## INSTRUCTIONS FOR THE TASK
Read the records and write them out again exactly.

## PROVIDED INFORMATION
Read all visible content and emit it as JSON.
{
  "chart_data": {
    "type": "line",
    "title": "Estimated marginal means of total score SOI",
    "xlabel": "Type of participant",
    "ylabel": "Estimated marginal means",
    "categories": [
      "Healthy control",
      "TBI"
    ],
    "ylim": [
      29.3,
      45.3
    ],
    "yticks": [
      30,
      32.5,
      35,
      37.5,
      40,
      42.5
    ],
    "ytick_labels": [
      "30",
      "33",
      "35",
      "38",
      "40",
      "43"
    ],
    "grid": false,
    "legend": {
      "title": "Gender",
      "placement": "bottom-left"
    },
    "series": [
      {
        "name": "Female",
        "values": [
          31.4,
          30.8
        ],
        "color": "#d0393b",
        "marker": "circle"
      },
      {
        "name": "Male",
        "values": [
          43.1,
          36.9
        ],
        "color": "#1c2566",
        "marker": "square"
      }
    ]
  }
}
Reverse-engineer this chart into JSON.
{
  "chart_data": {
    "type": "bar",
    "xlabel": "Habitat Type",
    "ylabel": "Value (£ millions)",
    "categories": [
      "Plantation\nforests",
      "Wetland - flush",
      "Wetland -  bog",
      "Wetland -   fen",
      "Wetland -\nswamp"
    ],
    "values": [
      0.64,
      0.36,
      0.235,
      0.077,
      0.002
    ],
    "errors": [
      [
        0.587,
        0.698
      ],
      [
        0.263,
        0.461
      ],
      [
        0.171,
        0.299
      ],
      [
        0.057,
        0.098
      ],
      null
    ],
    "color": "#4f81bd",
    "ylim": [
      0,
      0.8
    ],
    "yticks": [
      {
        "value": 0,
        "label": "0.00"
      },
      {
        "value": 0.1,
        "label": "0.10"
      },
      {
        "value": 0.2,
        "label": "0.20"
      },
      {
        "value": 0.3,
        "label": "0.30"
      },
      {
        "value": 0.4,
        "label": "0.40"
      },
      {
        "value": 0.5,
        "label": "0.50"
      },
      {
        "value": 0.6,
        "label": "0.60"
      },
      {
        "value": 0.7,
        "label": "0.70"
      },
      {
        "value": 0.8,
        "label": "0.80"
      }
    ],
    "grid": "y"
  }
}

## CORRECT ANSWER
Read all visible content and emit it as JSON.
{
  "chart_data": {
    "type": "line",
    "title": "Estimated marginal means of total score SOI",
    "xlabel": "Type of participant",
    "ylabel": "Estimated marginal means",
    "categories": [
      "Healthy control",
      "TBI"
    ],
    "ylim": [
      29.3,
      45.3
    ],
    "yticks": [
      30,
      32.5,
      35,
      37.5,
      40,
      42.5
    ],
    "ytick_labels": [
      "30",
      "33",
      "35",
      "38",
      "40",
      "43"
    ],
    "grid": false,
    "legend": {
      "title": "Gender",
      "placement": "bottom-left"
    },
    "series": [
      {
        "name": "Female",
        "values": [
          31.4,
          30.8
        ],
        "color": "#d0393b",
        "marker": "circle"
      },
      {
        "name": "Male",
        "values": [
          43.1,
          36.9
        ],
        "color": "#1c2566",
        "marker": "square"
      }
    ]
  }
}
Reverse-engineer this chart into JSON.
{
  "chart_data": {
    "type": "bar",
    "xlabel": "Habitat Type",
    "ylabel": "Value (£ millions)",
    "categories": [
      "Plantation\nforests",
      "Wetland - flush",
      "Wetland -  bog",
      "Wetland -   fen",
      "Wetland -\nswamp"
    ],
    "values": [
      0.64,
      0.36,
      0.235,
      0.077,
      0.002
    ],
    "errors": [
      [
        0.587,
        0.698
      ],
      [
        0.263,
        0.461
      ],
      [
        0.171,
        0.299
      ],
      [
        0.057,
        0.098
      ],
      null
    ],
    "color": "#4f81bd",
    "ylim": [
      0,
      0.8
    ],
    "yticks": [
      {
        "value": 0,
        "label": "0.00"
      },
      {
        "value": 0.1,
        "label": "0.10"
      },
      {
        "value": 0.2,
        "label": "0.20"
      },
      {
        "value": 0.3,
        "label": "0.30"
      },
      {
        "value": 0.4,
        "label": "0.40"
      },
      {
        "value": 0.5,
        "label": "0.50"
      },
      {
        "value": 0.6,
        "label": "0.60"
      },
      {
        "value": 0.7,
        "label": "0.70"
      },
      {
        "value": 0.8,
        "label": "0.80"
      }
    ],
    "grid": "y"
  }
}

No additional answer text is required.